__OBJECTIVE__
Copy down every line where the string "оригинала" shows up.

.....

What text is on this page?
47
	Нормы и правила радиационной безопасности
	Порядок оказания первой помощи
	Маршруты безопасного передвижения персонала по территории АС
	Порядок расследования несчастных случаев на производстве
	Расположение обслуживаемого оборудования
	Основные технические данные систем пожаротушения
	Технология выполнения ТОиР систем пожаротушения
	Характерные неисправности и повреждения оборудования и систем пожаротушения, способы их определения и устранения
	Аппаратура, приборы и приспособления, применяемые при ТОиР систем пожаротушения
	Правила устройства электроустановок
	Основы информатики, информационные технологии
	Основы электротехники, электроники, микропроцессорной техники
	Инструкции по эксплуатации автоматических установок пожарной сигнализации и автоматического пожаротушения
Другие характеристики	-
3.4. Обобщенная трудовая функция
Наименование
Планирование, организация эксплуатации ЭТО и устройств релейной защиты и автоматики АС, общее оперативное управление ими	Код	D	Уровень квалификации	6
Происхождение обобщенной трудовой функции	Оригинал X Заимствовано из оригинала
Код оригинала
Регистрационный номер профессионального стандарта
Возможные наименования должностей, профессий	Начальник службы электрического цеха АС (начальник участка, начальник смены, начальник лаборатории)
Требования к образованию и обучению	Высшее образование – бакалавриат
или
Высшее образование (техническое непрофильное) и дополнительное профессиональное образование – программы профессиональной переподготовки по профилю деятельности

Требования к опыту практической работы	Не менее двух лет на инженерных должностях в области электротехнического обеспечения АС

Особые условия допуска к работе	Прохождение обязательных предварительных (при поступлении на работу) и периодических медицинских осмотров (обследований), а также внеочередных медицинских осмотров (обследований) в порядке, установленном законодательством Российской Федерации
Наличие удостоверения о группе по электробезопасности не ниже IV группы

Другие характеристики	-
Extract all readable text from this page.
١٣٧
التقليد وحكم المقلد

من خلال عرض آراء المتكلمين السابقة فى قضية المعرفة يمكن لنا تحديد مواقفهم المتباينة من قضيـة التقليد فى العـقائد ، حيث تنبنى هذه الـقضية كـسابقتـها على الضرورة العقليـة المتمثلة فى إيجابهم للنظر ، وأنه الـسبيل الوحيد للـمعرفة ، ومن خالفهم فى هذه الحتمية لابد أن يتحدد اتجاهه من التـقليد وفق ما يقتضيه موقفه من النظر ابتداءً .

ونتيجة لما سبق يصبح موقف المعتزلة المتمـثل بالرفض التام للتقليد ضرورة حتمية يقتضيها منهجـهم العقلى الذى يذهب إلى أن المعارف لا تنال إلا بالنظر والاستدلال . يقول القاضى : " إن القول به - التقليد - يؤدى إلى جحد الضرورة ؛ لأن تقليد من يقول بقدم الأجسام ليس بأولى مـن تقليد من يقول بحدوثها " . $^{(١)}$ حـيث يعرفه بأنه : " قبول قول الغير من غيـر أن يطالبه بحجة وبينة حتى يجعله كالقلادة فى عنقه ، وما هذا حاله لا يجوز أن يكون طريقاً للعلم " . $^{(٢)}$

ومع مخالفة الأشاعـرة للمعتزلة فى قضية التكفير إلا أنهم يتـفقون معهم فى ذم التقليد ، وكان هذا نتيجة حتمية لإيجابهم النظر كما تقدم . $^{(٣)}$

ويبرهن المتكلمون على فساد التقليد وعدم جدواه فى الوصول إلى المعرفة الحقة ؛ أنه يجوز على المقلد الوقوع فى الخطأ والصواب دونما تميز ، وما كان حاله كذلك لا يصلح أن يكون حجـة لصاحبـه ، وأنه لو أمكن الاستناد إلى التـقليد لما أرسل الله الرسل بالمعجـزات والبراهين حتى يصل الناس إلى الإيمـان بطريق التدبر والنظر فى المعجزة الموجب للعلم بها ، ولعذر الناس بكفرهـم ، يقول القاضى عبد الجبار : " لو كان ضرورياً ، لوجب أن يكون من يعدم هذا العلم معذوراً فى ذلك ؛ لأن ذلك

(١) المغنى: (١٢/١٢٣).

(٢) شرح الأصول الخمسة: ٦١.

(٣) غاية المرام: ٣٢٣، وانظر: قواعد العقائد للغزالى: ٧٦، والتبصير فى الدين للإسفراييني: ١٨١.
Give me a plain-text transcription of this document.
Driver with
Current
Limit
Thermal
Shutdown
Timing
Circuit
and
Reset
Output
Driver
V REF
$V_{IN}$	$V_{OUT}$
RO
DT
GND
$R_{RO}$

.....

__EXPECTED OUTPUT__
Происхождение обобщенной трудовой функции	Оригинал X Заимствовано из оригинала
Код оригинала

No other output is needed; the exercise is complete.